** Start **

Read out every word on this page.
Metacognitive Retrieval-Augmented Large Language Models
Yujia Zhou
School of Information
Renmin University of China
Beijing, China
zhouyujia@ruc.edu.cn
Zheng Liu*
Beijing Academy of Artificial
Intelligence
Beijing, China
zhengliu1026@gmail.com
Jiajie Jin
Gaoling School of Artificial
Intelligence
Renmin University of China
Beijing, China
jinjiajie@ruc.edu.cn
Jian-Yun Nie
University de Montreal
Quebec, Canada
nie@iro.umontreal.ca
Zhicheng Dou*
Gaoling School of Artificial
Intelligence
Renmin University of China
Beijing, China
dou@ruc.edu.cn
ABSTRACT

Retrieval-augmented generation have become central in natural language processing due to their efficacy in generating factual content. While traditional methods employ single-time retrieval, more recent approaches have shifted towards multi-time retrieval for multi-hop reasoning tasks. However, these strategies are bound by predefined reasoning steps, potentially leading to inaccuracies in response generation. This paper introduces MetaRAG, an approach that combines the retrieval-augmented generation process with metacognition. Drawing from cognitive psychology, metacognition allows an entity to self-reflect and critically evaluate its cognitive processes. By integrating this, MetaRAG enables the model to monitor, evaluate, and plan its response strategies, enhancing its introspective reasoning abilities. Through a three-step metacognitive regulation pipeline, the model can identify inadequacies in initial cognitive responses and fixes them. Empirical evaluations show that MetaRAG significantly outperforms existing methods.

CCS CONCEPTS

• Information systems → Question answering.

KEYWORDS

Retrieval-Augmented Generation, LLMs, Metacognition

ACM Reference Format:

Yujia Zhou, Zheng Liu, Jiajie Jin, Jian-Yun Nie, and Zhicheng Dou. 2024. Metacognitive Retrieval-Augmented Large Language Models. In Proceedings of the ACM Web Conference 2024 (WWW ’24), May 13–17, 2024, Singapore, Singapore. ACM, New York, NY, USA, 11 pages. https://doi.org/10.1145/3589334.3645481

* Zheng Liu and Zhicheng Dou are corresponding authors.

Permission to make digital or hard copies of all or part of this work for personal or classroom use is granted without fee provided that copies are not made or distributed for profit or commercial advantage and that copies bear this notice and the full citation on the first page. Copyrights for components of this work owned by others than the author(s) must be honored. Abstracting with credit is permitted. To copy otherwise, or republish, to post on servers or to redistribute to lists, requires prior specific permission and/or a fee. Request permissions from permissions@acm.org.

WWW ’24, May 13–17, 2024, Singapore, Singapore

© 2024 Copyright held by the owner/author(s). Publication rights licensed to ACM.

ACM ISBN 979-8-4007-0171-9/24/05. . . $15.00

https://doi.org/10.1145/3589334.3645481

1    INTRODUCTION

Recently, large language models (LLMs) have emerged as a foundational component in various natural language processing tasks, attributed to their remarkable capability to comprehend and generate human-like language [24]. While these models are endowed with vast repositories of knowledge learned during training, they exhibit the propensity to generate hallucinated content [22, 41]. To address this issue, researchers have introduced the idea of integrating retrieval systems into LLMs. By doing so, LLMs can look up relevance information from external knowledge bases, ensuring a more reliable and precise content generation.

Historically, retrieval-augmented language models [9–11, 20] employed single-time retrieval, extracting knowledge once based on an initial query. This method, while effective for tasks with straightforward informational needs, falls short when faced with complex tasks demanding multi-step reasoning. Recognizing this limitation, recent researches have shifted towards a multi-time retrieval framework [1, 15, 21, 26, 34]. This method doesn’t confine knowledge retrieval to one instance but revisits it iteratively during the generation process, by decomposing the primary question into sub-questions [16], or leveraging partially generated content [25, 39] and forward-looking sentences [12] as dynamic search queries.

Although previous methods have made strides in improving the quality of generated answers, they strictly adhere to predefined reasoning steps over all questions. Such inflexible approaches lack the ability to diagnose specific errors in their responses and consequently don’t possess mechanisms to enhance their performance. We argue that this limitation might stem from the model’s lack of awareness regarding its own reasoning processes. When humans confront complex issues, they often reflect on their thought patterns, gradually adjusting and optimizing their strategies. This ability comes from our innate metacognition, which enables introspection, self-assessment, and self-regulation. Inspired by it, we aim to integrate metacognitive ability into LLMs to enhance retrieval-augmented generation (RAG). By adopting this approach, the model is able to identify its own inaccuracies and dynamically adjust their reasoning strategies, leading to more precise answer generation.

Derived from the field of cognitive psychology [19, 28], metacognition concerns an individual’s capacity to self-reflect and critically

** End **

== What is required ==
Recite the full listing above exactly.

== Solution ==
Read out every word on this page.
Metacognitive Retrieval-Augmented Large Language Models
Yujia Zhou
School of Information
Renmin University of China
Beijing, China
zhouyujia@ruc.edu.cn
Zheng Liu*
Beijing Academy of Artificial
Intelligence
Beijing, China
zhengliu1026@gmail.com
Jiajie Jin
Gaoling School of Artificial
Intelligence
Renmin University of China
Beijing, China
jinjiajie@ruc.edu.cn
Jian-Yun Nie
University de Montreal
Quebec, Canada
nie@iro.umontreal.ca
Zhicheng Dou*
Gaoling School of Artificial
Intelligence
Renmin University of China
Beijing, China
dou@ruc.edu.cn
ABSTRACT

Retrieval-augmented generation have become central in natural language processing due to their efficacy in generating factual content. While traditional methods employ single-time retrieval, more recent approaches have shifted towards multi-time retrieval for multi-hop reasoning tasks. However, these strategies are bound by predefined reasoning steps, potentially leading to inaccuracies in response generation. This paper introduces MetaRAG, an approach that combines the retrieval-augmented generation process with metacognition. Drawing from cognitive psychology, metacognition allows an entity to self-reflect and critically evaluate its cognitive processes. By integrating this, MetaRAG enables the model to monitor, evaluate, and plan its response strategies, enhancing its introspective reasoning abilities. Through a three-step metacognitive regulation pipeline, the model can identify inadequacies in initial cognitive responses and fixes them. Empirical evaluations show that MetaRAG significantly outperforms existing methods.

CCS CONCEPTS

• Information systems → Question answering.

KEYWORDS

Retrieval-Augmented Generation, LLMs, Metacognition

ACM Reference Format:

Yujia Zhou, Zheng Liu, Jiajie Jin, Jian-Yun Nie, and Zhicheng Dou. 2024. Metacognitive Retrieval-Augmented Large Language Models. In Proceedings of the ACM Web Conference 2024 (WWW ’24), May 13–17, 2024, Singapore, Singapore. ACM, New York, NY, USA, 11 pages. https://doi.org/10.1145/3589334.3645481

* Zheng Liu and Zhicheng Dou are corresponding authors.

Permission to make digital or hard copies of all or part of this work for personal or classroom use is granted without fee provided that copies are not made or distributed for profit or commercial advantage and that copies bear this notice and the full citation on the first page. Copyrights for components of this work owned by others than the author(s) must be honored. Abstracting with credit is permitted. To copy otherwise, or republish, to post on servers or to redistribute to lists, requires prior specific permission and/or a fee. Request permissions from permissions@acm.org.

WWW ’24, May 13–17, 2024, Singapore, Singapore

© 2024 Copyright held by the owner/author(s). Publication rights licensed to ACM.

ACM ISBN 979-8-4007-0171-9/24/05. . . $15.00

https://doi.org/10.1145/3589334.3645481

1    INTRODUCTION

Recently, large language models (LLMs) have emerged as a foundational component in various natural language processing tasks, attributed to their remarkable capability to comprehend and generate human-like language [24]. While these models are endowed with vast repositories of knowledge learned during training, they exhibit the propensity to generate hallucinated content [22, 41]. To address this issue, researchers have introduced the idea of integrating retrieval systems into LLMs. By doing so, LLMs can look up relevance information from external knowledge bases, ensuring a more reliable and precise content generation.

Historically, retrieval-augmented language models [9–11, 20] employed single-time retrieval, extracting knowledge once based on an initial query. This method, while effective for tasks with straightforward informational needs, falls short when faced with complex tasks demanding multi-step reasoning. Recognizing this limitation, recent researches have shifted towards a multi-time retrieval framework [1, 15, 21, 26, 34]. This method doesn’t confine knowledge retrieval to one instance but revisits it iteratively during the generation process, by decomposing the primary question into sub-questions [16], or leveraging partially generated content [25, 39] and forward-looking sentences [12] as dynamic search queries.

Although previous methods have made strides in improving the quality of generated answers, they strictly adhere to predefined reasoning steps over all questions. Such inflexible approaches lack the ability to diagnose specific errors in their responses and consequently don’t possess mechanisms to enhance their performance. We argue that this limitation might stem from the model’s lack of awareness regarding its own reasoning processes. When humans confront complex issues, they often reflect on their thought patterns, gradually adjusting and optimizing their strategies. This ability comes from our innate metacognition, which enables introspection, self-assessment, and self-regulation. Inspired by it, we aim to integrate metacognitive ability into LLMs to enhance retrieval-augmented generation (RAG). By adopting this approach, the model is able to identify its own inaccuracies and dynamically adjust their reasoning strategies, leading to more precise answer generation.

Derived from the field of cognitive psychology [19, 28], metacognition concerns an individual’s capacity to self-reflect and critically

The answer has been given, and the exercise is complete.